:: Text shown ::
— Start —

The CIPD reported last year that the UK workforce is experiencing the highest level of employee sickness absence for over a decade[1]. The vast majority of employers (87%) also observed presenteeism, whereby employees are coming into work when unwell.

This high level of sickness absence and presenteeism has a significant detrimental impact on the UK economy with the Department for Work & Pensions and the Department of Health estimating that the total economic costs of sickness absence and productivity losses are over £100 billion annually.[2]

Mental health accounts for a significant proportion of sickness absence and presenteeism.  A number of organisations have therefore implemented wellbeing initiatives which proactively seek to reduce workplace stress such as Mental Health First Aid Training, employee assistance programmes and wellbeing champions.

— End —

:: Given task 1 ::
According to the text on workplace sickness absence, what percentage of employers observed presenteeism?
:: Given task 2 ::
Retype the records word for word, everything from the start of the records down to the line containing "orders-column-header[interactable]: 数量 [432,585,500,600]", with both ends included.

:: Material provided ::
— Start —

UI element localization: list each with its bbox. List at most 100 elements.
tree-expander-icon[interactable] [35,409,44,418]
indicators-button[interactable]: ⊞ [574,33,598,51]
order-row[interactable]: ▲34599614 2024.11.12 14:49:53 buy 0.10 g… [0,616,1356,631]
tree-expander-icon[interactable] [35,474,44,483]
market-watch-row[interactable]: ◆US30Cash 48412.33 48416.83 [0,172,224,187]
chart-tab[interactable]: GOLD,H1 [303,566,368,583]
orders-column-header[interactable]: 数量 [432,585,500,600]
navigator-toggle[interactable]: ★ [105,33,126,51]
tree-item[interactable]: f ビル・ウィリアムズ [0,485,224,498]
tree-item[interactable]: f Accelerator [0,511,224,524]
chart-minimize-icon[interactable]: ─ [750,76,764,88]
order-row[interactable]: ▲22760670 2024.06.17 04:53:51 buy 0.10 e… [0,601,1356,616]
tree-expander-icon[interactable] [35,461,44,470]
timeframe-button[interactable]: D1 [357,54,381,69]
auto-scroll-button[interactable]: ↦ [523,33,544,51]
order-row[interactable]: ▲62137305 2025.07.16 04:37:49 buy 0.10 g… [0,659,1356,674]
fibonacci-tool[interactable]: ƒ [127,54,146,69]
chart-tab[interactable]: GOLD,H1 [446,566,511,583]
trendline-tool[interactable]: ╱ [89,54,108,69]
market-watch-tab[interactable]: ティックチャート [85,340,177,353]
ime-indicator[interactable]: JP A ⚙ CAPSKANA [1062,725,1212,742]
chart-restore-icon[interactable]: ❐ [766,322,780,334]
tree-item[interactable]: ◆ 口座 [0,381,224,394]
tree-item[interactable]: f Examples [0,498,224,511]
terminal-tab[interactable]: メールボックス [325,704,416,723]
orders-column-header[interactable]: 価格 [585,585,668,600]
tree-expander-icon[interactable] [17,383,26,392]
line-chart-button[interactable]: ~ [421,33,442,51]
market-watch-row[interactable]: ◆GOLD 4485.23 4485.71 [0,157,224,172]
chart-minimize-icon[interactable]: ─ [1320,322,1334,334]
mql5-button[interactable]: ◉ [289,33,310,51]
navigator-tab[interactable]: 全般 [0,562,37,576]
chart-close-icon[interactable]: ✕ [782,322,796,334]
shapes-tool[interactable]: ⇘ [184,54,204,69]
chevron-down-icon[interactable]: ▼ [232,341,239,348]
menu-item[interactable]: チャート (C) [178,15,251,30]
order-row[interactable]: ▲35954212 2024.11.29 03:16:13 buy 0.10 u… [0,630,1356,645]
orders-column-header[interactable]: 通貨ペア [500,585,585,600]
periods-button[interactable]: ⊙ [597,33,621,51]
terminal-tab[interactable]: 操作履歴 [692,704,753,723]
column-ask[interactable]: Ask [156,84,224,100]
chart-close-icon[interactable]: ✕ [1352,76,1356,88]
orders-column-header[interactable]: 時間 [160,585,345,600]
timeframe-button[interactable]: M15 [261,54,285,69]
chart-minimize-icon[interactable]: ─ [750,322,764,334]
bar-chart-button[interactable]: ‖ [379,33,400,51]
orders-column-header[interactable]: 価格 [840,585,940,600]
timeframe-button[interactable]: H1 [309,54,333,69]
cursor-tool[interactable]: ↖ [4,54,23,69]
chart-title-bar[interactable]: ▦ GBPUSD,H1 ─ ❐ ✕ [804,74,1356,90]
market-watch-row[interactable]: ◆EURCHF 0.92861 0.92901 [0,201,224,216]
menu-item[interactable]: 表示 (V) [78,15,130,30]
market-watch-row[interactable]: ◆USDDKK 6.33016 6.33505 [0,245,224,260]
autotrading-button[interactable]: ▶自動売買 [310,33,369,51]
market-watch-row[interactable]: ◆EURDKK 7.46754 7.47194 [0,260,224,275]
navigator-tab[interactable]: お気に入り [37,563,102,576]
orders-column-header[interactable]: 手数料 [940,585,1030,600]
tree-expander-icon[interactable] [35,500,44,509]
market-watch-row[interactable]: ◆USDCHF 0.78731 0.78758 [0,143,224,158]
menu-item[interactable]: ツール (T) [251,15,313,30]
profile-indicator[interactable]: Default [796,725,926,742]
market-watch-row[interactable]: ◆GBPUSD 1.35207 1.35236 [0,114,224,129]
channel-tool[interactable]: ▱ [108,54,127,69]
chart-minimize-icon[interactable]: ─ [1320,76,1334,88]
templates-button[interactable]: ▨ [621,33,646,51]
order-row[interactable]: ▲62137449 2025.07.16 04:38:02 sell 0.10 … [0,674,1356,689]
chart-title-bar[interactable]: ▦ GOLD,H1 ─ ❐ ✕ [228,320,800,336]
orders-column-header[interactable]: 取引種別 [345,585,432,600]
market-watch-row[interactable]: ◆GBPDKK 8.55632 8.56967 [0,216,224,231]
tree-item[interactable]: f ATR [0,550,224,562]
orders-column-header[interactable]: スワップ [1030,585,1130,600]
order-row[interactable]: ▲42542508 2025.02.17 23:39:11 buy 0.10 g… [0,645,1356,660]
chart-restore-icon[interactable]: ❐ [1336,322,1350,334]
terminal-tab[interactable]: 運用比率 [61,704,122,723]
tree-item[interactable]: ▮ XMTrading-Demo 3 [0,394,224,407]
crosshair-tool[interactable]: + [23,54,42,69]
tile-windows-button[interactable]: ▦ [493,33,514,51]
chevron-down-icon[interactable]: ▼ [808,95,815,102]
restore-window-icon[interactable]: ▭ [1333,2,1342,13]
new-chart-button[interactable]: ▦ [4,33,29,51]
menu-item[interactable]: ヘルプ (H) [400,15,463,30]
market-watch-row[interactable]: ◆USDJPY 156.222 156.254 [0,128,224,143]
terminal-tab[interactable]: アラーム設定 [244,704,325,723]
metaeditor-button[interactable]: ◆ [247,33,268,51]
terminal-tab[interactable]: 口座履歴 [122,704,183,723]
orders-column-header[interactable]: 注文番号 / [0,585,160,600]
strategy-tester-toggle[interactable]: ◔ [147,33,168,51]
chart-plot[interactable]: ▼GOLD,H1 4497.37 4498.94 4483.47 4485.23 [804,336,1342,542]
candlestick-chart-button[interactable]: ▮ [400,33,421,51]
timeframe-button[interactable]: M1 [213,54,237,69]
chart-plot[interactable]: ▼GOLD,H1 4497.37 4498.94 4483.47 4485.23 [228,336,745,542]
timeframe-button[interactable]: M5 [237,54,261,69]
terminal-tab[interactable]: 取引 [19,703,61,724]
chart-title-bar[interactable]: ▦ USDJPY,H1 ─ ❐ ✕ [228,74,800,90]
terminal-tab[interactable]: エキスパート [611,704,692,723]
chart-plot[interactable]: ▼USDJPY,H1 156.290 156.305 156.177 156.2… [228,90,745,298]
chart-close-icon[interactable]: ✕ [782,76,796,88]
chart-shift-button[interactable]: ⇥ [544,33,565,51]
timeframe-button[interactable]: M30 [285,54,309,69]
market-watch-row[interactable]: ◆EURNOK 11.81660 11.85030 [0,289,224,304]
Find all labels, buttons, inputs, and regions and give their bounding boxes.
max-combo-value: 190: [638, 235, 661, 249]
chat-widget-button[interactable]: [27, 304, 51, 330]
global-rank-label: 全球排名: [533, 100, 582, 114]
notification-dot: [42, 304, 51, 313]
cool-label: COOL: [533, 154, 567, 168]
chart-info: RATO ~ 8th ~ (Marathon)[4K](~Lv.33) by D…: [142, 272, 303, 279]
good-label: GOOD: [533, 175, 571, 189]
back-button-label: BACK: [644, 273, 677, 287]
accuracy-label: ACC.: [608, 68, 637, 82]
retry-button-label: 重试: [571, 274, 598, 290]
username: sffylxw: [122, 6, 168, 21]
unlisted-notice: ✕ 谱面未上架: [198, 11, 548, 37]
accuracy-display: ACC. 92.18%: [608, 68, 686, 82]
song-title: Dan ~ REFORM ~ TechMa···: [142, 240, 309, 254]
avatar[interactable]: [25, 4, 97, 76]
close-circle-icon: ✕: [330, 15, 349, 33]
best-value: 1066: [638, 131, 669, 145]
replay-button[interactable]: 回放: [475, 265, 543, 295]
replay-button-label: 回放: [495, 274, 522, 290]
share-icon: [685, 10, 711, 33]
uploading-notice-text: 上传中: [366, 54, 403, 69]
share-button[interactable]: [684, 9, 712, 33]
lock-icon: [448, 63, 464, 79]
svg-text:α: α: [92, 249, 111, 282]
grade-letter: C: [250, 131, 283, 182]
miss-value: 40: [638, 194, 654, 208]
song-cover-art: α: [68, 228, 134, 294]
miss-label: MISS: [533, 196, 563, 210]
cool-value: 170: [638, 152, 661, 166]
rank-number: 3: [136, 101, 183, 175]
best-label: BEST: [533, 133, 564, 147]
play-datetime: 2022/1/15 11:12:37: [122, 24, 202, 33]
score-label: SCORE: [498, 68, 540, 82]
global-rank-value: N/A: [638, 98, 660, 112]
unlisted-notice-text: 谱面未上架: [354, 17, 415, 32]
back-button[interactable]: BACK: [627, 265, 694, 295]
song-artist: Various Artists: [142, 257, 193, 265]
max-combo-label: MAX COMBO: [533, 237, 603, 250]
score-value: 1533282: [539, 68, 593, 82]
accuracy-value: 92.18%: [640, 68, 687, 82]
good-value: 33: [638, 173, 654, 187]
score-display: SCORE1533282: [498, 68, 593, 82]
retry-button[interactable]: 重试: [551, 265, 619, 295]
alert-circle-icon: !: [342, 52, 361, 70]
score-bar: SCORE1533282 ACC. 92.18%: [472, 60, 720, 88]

— End —

:: Written answer 1 ::
87%

:: Written answer 2 ::
UI element localization: list each with its bbox. List at most 100 elements.
tree-expander-icon[interactable] [35,409,44,418]
indicators-button[interactable]: ⊞ [574,33,598,51]
order-row[interactable]: ▲34599614 2024.11.12 14:49:53 buy 0.10 g… [0,616,1356,631]
tree-expander-icon[interactable] [35,474,44,483]
market-watch-row[interactable]: ◆US30Cash 48412.33 48416.83 [0,172,224,187]
chart-tab[interactable]: GOLD,H1 [303,566,368,583]
orders-column-header[interactable]: 数量 [432,585,500,600]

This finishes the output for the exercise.